INPUT MATERIAL:
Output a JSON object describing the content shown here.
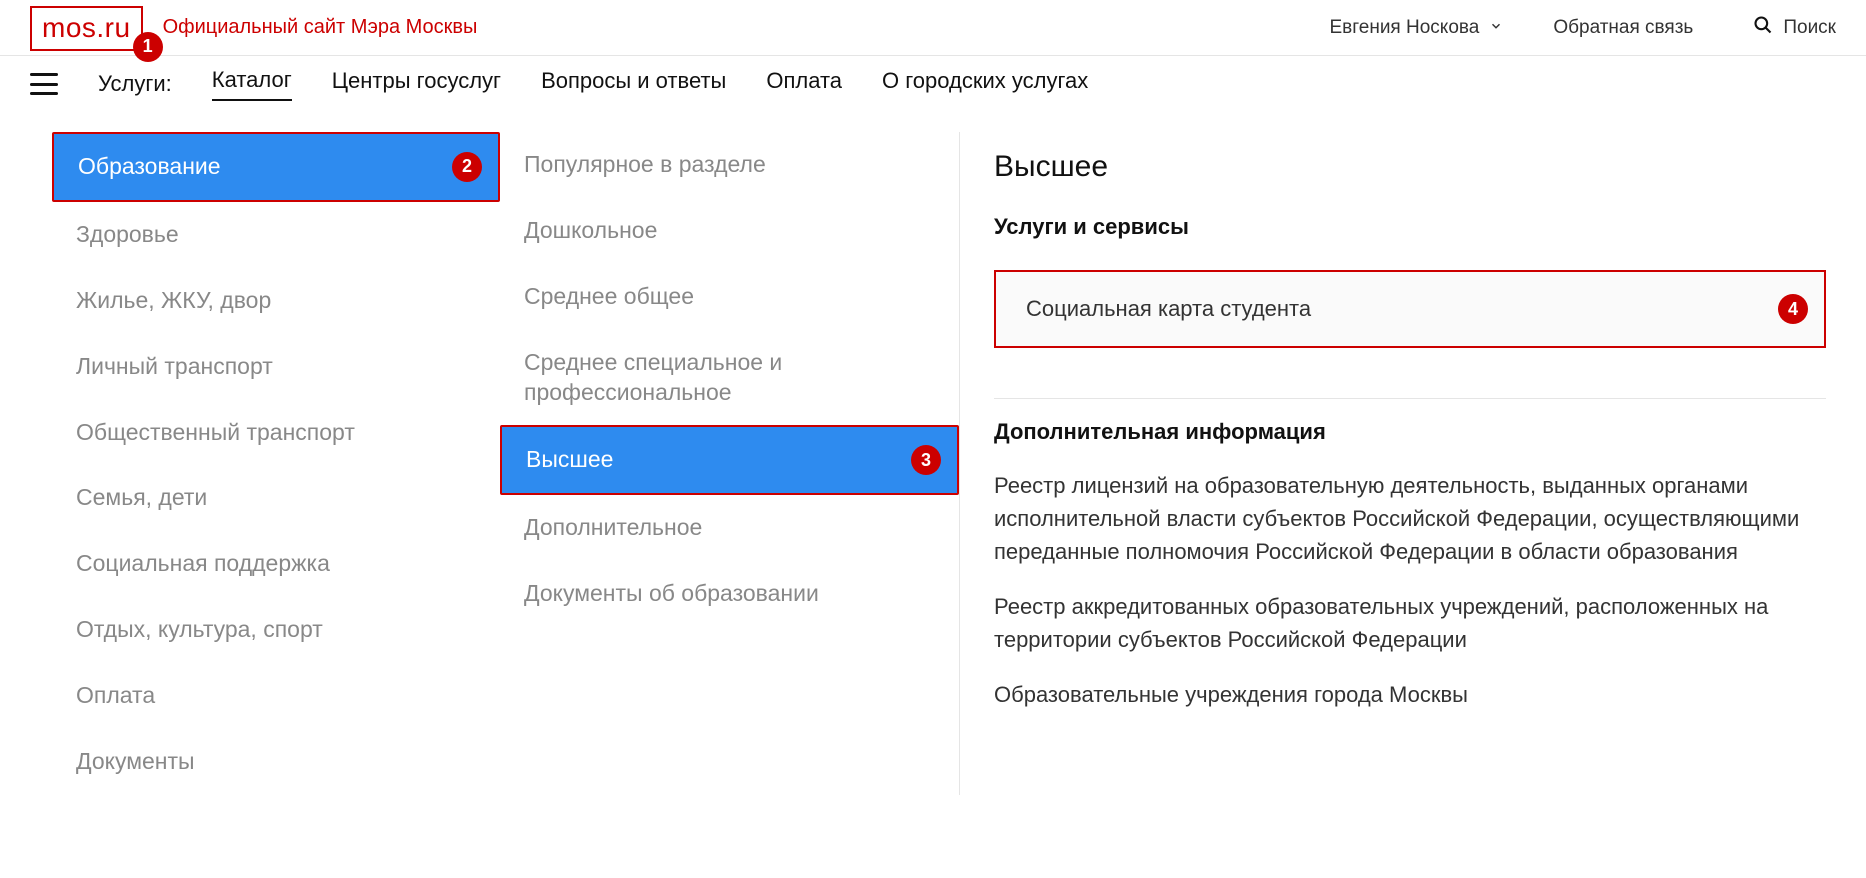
{
  "header": {
    "logo": "mos.ru",
    "subtitle": "Официальный сайт Мэра Москвы",
    "user_name": "Евгения Носкова",
    "feedback": "Обратная связь",
    "search": "Поиск"
  },
  "nav": {
    "services_label": "Услуги:",
    "items": [
      {
        "label": "Каталог",
        "active": true
      },
      {
        "label": "Центры госуслуг",
        "active": false
      },
      {
        "label": "Вопросы и ответы",
        "active": false
      },
      {
        "label": "Оплата",
        "active": false
      },
      {
        "label": "О городских услугах",
        "active": false
      }
    ]
  },
  "categories": [
    {
      "label": "Образование",
      "selected": true
    },
    {
      "label": "Здоровье"
    },
    {
      "label": "Жилье, ЖКУ, двор"
    },
    {
      "label": "Личный транспорт"
    },
    {
      "label": "Общественный транспорт"
    },
    {
      "label": "Семья, дети"
    },
    {
      "label": "Социальная поддержка"
    },
    {
      "label": "Отдых, культура, спорт"
    },
    {
      "label": "Оплата"
    },
    {
      "label": "Документы"
    }
  ],
  "subcategories": [
    {
      "label": "Популярное в разделе"
    },
    {
      "label": "Дошкольное"
    },
    {
      "label": "Среднее общее"
    },
    {
      "label": "Среднее специальное и профессиональное"
    },
    {
      "label": "Высшее",
      "selected": true
    },
    {
      "label": "Дополнительное"
    },
    {
      "label": "Документы об образовании"
    }
  ],
  "content": {
    "title": "Высшее",
    "services_heading": "Услуги и сервисы",
    "service_card": "Социальная карта студента",
    "info_heading": "Дополнительная информация",
    "info_paragraphs": [
      "Реестр лицензий на образовательную деятельность, выданных органами исполнительной власти субъектов Российской Федерации, осуществляющими переданные полномочия Российской Федерации в области образования",
      "Реестр аккредитованных образовательных учреждений, расположенных на территории субъектов Российской Федерации",
      "Образовательные учреждения города Москвы"
    ]
  },
  "badges": {
    "b1": "1",
    "b2": "2",
    "b3": "3",
    "b4": "4"
  }
}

EXERCISE GOAL: Except for the pictures, reproduce every line exactly.

SOLVED EXERCISE:
Output a JSON object describing the content shown here.
{
  "header": {
    "logo": "mos.ru",
    "subtitle": "Официальный сайт Мэра Москвы",
    "user_name": "Евгения Носкова",
    "feedback": "Обратная связь",
    "search": "Поиск"
  },
  "nav": {
    "services_label": "Услуги:",
    "items": [
      {
        "label": "Каталог",
        "active": true
      },
      {
        "label": "Центры госуслуг",
        "active": false
      },
      {
        "label": "Вопросы и ответы",
        "active": false
      },
      {
        "label": "Оплата",
        "active": false
      },
      {
        "label": "О городских услугах",
        "active": false
      }
    ]
  },
  "categories": [
    {
      "label": "Образование",
      "selected": true
    },
    {
      "label": "Здоровье"
    },
    {
      "label": "Жилье, ЖКУ, двор"
    },
    {
      "label": "Личный транспорт"
    },
    {
      "label": "Общественный транспорт"
    },
    {
      "label": "Семья, дети"
    },
    {
      "label": "Социальная поддержка"
    },
    {
      "label": "Отдых, культура, спорт"
    },
    {
      "label": "Оплата"
    },
    {
      "label": "Документы"
    }
  ],
  "subcategories": [
    {
      "label": "Популярное в разделе"
    },
    {
      "label": "Дошкольное"
    },
    {
      "label": "Среднее общее"
    },
    {
      "label": "Среднее специальное и профессиональное"
    },
    {
      "label": "Высшее",
      "selected": true
    },
    {
      "label": "Дополнительное"
    },
    {
      "label": "Документы об образовании"
    }
  ],
  "content": {
    "title": "Высшее",
    "services_heading": "Услуги и сервисы",
    "service_card": "Социальная карта студента",
    "info_heading": "Дополнительная информация",
    "info_paragraphs": [
      "Реестр лицензий на образовательную деятельность, выданных органами исполнительной власти субъектов Российской Федерации, осуществляющими переданные полномочия Российской Федерации в области образования",
      "Реестр аккредитованных образовательных учреждений, расположенных на территории субъектов Российской Федерации",
      "Образовательные учреждения города Москвы"
    ]
  },
  "badges": {
    "b1": "1",
    "b2": "2",
    "b3": "3",
    "b4": "4"
  }
}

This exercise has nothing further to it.